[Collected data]
*-*-*

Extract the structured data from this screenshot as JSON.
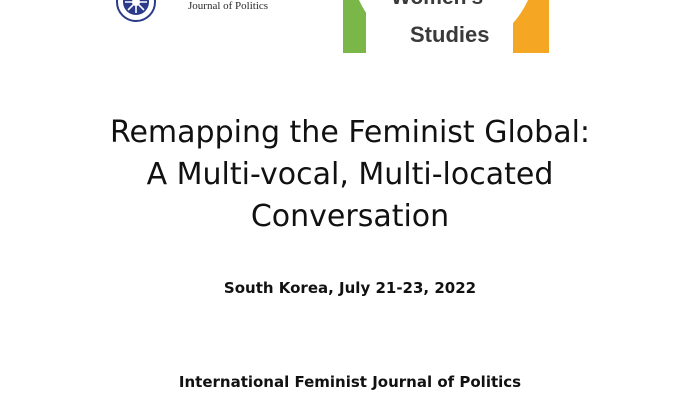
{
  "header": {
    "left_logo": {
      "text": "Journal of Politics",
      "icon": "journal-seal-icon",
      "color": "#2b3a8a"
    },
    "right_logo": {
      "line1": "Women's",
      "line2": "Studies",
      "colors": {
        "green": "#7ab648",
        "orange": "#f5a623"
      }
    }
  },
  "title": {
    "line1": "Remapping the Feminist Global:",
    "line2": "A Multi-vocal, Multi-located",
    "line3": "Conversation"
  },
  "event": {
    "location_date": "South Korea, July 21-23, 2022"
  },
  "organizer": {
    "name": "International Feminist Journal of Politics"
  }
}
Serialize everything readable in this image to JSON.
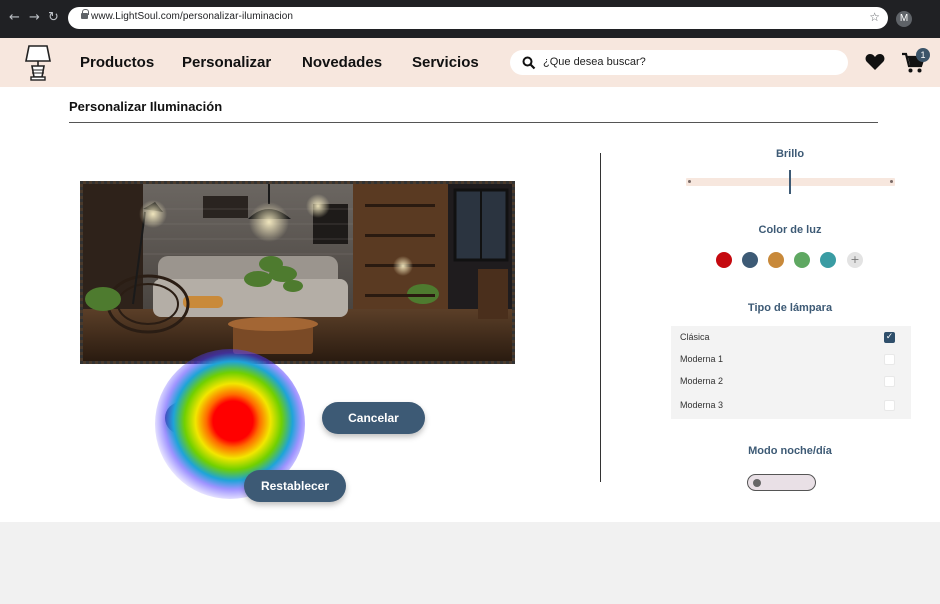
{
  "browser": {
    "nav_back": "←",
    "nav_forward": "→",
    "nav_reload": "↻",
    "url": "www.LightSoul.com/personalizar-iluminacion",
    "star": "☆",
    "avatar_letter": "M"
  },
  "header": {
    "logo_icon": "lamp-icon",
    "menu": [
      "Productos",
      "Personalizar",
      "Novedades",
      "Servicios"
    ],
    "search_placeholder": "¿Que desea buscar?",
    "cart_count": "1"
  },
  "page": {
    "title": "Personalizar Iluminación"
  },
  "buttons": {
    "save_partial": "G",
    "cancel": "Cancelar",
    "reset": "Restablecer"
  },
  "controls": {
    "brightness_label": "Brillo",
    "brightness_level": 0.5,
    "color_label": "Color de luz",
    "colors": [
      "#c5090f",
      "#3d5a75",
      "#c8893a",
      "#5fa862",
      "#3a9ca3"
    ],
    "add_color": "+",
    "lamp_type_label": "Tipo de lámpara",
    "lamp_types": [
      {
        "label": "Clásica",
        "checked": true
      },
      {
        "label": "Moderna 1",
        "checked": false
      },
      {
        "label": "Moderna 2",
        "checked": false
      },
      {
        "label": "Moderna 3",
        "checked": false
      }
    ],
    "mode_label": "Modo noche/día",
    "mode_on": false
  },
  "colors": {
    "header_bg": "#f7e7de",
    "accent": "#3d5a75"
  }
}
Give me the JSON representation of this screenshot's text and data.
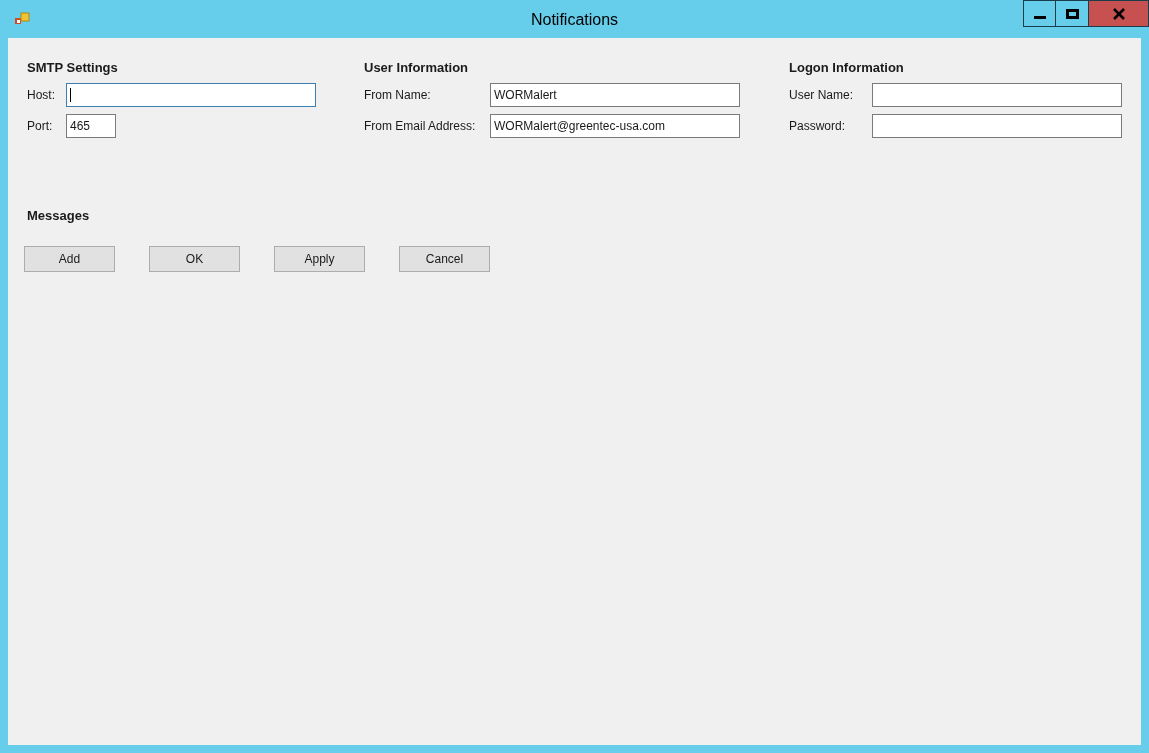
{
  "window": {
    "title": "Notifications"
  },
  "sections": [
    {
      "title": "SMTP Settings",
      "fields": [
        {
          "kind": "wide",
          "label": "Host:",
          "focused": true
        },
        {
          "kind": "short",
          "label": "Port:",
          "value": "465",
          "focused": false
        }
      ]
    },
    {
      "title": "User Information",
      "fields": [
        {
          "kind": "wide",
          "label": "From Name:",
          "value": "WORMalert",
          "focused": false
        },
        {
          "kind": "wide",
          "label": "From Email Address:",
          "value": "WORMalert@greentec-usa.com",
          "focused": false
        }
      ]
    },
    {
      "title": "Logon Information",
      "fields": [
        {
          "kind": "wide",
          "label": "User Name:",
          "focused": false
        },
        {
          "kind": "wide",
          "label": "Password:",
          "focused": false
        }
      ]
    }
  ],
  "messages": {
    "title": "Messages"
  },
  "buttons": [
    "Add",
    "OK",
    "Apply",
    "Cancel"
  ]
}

*-*-*

#### [GIVEN PROBLEM]
Pull every line holding "this" out of the records.

#### [EXERCISE SOLUTION]
Extract the structured data from this screenshot as JSON.
Serialize everything readable in this image to JSON.
Give me the JSON representation of this screenshot's text and data.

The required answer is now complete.